__TEXTE DE LECTURE__
++++++++

Actuellement, les hôpitaux publics suisses sont loin d’atteindre l’objectif des 10%, ce qui explique la réticence des prêteurs, accentuée en 2023. Des revenus insuffisants se traduisent par des niveaux d’endettement élevés, mesurés ici par le ratio des dettes nettes sur l’EBITDAR (Leverage). Ce ratio a atteint des niveaux excessifs (>6.0x) en 2023 pour un grand nombre d’hôpitaux par rapport à 2019.
Le cas GZO – Un hôpital en difficulté
Lorsque la rentabilité fait défaut, la capacité d’endettement est sous pression. Jusqu’à récemment, on supposait qu’en cas de besoin, une aide publique serait rapidement accordée. Cette croyance a été ébranlée début 2024.
Le 4 avril 2024, le Conseil d’État du canton de Zurich a refusé la demande de l’hôpital GZO Wetzikon (GZO) pour un prêt ou une garantie de 180 millions CHF. Le GZO est un hôpital public détenu par des communes importantes dans le sud-est du canton. La demande, qui n’avait pas été rendue publique, reposait sur une disposition légale du canton de Zurich qui permet aux hôpitaux de la liste hospitalière de bénéficier de telles aides. Elle a été rejetée car le GZO n’était pas jugé «indispensable» pour la couverture médicale du canton.
Pourtant, en 2023, le GZO avait été décrit dans le rapport de planification hospitalière comme un hôpital stable et efficient. Cette erreur d’évaluation, ainsi que le manque de financement alternatif, a conduit l’hôpital à se déclarer insolvable en pleine construction de nouveaux bâtiments. L’hôpital n’a pas pu rembourser l’obligation publique de 170 millions CHF, arrivée à échéance en juin 2024, ni obtenir un refinancement. Les communes propriétaires n’ont pas été en mesure de lever suffisamment de fonds en si peu de temps. Ce précédent complique désormais les financements dans le secteur hospitalier suisse.
Investir dans le secteur hospitalier suisse
Le défaut de paiement du GZO constitue une première en Suisse. C’est la première fois qu’un débiteur sous contrôle public échoue à rembourser une obligation cotée en bourse. Bien que des pertes de crédit aient déjà eu lieu avec des communes, elles concernaient uniquement des prêts ou des placements privés. Le cas bien connu de la commune de Loèche-les-Bains dans le Valais, qui a déclaré faillite en 1998 après des investissements douteux, est un précédent.

++++++++

__DONNÉES ÉTUDIÉES__
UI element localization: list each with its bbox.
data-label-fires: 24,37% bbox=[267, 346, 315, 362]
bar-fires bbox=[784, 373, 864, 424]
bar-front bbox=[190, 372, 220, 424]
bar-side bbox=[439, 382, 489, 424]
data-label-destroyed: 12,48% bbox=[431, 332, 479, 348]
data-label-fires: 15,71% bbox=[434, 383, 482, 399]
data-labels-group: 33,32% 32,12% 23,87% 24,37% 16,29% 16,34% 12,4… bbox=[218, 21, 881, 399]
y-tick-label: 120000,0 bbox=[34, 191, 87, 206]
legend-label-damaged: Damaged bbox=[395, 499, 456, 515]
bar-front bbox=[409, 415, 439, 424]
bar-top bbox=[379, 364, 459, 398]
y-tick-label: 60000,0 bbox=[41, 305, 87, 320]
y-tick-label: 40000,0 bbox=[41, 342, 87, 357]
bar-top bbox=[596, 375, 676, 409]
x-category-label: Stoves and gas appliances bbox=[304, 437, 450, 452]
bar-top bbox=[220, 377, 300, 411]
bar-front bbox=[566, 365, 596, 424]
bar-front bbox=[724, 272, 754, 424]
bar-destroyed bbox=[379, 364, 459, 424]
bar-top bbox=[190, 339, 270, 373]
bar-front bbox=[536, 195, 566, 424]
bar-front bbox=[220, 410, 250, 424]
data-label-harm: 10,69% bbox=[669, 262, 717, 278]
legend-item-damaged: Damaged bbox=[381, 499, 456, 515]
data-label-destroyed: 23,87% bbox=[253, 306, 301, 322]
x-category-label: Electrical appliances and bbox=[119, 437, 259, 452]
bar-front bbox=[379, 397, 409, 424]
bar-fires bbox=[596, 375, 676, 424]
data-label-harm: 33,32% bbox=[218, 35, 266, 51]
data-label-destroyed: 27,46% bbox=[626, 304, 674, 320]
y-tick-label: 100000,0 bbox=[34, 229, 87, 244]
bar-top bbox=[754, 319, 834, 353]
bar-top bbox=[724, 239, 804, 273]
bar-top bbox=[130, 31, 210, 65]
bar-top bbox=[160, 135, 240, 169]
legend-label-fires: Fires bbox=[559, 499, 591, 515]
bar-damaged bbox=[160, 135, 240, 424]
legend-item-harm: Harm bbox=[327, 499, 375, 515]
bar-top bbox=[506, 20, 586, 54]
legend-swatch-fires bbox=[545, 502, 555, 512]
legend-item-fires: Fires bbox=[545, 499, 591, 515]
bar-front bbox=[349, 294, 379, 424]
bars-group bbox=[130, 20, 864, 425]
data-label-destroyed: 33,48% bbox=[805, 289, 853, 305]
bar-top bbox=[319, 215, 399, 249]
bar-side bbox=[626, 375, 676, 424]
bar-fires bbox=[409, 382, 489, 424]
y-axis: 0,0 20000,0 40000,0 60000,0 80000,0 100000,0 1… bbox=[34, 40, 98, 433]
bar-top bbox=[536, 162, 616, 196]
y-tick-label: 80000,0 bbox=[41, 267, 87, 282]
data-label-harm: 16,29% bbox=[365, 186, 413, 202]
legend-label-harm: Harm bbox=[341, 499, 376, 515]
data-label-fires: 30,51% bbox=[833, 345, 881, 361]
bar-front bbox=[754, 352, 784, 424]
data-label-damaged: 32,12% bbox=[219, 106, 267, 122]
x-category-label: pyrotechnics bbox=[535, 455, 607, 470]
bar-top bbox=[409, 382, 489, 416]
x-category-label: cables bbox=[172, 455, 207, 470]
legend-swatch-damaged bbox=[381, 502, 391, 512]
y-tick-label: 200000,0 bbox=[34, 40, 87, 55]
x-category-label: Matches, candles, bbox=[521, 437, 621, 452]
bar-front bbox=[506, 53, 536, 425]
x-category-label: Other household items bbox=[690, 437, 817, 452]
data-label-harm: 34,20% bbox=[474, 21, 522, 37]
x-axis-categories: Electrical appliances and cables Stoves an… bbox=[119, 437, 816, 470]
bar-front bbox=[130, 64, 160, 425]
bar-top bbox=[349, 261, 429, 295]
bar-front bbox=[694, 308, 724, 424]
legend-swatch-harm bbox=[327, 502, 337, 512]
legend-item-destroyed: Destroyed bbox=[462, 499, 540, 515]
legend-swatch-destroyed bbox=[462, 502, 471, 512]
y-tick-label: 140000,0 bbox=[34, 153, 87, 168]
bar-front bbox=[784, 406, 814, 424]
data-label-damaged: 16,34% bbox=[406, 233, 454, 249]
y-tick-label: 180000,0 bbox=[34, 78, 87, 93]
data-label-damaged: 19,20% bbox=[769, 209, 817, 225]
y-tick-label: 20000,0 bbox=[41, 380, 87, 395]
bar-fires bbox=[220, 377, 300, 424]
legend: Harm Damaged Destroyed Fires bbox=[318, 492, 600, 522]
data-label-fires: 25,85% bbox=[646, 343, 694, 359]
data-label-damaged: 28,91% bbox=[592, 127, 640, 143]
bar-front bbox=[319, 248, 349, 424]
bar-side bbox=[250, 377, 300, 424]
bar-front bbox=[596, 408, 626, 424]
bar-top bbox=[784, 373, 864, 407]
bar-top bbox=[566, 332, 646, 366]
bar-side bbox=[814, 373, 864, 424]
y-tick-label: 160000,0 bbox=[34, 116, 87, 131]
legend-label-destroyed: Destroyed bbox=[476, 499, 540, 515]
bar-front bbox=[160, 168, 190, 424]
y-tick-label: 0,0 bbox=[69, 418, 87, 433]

++++++++

__ACTIVITÉS__
A - Résumez en deux phrases le texte sur le financement des hôpitaux publics suisses.
B - D'après le texte sur le financement des hôpitaux publics suisses, pourquoi la demande du GZO a-t-elle été rejetée, s'il vous plaît ?

__RÉPONSES RÉDIGÉES__
A - Les hôpitaux publics suisses sont loin d'atteindre l'objectif des 10 %, et leur endettement a atteint des niveaux excessifs en 2023 pour un grand nombre d'entre eux, ce qui explique la réticence des prêteurs. Après le refus du canton de Zurich, en avril 2024, d'accorder un prêt ou une garantie de 180 millions CHF à l'hôpital GZO Wetzikon, celui-ci s'est déclaré insolvable et n'a pas pu rembourser son obligation publique de 170 millions CHF, une première en Suisse pour un débiteur sous contrôle public.

B - Elle a été rejetée parce que le GZO n'était pas jugé « indispensable » pour la couverture médicale du canton.